| STATED EXERCISE |
Find the string "준비했던" and gather every line that holds it.

++++++

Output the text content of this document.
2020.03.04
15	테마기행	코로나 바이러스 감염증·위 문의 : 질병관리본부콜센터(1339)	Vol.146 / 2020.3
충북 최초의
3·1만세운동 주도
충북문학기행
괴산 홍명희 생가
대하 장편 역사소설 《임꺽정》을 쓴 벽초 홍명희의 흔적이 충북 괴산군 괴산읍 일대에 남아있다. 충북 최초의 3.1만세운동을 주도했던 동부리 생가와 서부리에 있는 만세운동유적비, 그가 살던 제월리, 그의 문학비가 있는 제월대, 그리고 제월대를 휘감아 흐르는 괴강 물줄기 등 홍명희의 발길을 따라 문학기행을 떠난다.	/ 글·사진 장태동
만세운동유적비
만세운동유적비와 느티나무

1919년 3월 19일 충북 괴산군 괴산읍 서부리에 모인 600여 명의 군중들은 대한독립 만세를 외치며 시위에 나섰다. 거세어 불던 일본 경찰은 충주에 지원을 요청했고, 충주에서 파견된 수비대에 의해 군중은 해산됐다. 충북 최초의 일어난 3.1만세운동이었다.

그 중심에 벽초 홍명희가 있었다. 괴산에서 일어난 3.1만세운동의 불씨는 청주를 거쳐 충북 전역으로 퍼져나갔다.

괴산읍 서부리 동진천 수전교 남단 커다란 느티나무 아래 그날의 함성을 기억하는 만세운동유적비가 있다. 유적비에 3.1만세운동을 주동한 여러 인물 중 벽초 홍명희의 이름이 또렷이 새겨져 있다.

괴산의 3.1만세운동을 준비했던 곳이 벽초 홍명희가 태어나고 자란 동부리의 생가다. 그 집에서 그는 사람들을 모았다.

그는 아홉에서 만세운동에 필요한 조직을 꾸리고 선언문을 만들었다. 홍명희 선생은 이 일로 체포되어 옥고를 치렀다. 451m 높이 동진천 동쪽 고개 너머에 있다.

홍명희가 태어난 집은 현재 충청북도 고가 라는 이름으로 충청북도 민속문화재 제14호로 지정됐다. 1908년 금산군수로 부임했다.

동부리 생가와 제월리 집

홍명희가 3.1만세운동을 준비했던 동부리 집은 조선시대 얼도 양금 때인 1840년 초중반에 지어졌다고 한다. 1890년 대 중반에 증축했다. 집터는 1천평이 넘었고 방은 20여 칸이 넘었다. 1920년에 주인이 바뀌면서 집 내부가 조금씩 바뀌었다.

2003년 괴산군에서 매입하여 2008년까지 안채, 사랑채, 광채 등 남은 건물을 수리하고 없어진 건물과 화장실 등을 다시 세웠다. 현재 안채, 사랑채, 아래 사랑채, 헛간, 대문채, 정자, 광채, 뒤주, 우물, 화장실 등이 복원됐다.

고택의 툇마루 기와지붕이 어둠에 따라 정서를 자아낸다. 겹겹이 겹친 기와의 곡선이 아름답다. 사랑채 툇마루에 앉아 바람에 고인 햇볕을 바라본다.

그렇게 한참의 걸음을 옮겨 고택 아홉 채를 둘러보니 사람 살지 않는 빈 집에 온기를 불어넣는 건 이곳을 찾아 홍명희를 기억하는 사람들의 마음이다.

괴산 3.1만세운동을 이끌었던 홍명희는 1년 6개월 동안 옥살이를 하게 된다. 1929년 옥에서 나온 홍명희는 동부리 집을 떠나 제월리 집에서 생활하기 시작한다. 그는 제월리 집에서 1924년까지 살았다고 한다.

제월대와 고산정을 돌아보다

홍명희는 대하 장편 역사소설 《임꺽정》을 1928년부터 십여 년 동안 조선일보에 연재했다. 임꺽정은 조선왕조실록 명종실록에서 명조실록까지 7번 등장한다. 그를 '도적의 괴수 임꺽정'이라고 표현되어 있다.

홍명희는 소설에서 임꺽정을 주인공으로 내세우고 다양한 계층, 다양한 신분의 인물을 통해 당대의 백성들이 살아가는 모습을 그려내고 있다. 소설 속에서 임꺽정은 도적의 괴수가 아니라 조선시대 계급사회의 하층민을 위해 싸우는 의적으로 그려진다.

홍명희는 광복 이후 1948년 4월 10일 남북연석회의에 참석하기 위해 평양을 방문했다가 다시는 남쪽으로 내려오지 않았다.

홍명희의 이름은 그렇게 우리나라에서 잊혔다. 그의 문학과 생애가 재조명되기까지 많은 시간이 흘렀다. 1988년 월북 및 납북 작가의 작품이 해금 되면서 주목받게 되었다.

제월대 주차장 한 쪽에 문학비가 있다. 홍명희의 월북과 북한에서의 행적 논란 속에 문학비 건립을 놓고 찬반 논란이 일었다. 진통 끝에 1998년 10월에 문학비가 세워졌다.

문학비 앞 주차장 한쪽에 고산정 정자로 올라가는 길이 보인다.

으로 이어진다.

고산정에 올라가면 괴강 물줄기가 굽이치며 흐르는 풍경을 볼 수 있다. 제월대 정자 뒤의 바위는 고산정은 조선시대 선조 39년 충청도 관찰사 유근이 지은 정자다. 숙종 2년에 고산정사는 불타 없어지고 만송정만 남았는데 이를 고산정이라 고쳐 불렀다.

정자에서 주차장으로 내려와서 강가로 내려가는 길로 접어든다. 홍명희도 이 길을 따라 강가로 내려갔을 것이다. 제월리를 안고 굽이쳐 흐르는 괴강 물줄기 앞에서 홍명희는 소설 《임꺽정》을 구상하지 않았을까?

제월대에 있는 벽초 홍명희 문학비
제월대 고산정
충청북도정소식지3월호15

++++++

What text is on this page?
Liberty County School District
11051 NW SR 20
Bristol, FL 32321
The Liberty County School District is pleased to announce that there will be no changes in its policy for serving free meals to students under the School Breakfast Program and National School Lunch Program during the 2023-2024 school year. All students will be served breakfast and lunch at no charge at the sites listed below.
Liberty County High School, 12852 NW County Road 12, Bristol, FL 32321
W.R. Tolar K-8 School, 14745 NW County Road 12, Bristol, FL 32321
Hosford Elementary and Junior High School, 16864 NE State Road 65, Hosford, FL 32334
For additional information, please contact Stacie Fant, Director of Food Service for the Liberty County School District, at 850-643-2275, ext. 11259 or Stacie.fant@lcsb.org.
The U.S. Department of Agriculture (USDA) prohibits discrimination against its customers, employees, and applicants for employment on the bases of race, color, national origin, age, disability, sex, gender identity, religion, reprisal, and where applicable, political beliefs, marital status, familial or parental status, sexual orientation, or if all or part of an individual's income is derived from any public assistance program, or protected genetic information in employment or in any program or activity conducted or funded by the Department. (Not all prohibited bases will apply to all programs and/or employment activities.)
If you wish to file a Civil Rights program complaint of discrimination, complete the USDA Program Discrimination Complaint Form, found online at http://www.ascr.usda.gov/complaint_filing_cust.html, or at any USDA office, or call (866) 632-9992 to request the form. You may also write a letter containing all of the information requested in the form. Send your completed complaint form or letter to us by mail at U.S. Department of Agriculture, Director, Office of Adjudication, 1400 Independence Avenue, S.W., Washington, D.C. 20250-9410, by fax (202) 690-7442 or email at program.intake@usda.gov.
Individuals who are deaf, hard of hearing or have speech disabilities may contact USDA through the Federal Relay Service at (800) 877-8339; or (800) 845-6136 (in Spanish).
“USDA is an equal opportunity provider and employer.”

++++++

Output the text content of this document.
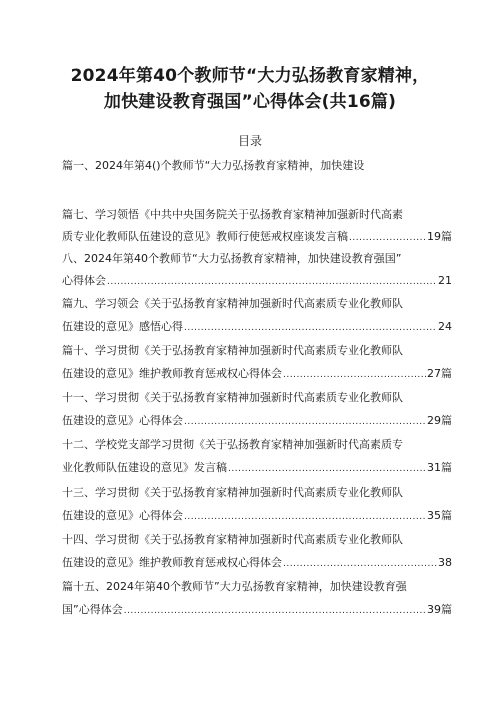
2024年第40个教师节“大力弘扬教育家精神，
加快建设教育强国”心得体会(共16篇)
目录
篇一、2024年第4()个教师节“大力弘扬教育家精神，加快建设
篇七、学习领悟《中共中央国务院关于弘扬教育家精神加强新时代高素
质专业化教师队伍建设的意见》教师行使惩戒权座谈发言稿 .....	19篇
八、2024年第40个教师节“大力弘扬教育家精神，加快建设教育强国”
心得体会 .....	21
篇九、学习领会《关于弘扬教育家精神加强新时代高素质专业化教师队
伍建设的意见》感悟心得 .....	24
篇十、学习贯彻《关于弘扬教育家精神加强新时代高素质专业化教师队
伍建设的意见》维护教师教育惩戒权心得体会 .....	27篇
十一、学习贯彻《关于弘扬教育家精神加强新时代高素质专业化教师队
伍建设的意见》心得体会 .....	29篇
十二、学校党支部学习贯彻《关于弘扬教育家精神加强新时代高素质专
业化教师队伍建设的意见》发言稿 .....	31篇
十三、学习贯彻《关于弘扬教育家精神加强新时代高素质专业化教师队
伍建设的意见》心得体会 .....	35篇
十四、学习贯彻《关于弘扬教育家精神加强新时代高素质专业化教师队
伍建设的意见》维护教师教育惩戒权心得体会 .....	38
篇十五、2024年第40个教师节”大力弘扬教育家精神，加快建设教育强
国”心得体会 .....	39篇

++++++

| COMPLETED TASK |
괴산의 3.1만세운동을 준비했던 곳이 벽초 홍명희가 태어나고 자란 동부리의 생가다. 그 집에서 그는 사람들을 모았다.
홍명희가 3.1만세운동을 준비했던 동부리 집은 조선시대 얼도 양금 때인 1840년 초중반에 지어졌다고 한다. 1890년 대 중반에 증축했다. 집터는 1천평이 넘었고 방은 20여 칸이 넘었다. 1920년에 주인이 바뀌면서 집 내부가 조금씩 바뀌었다.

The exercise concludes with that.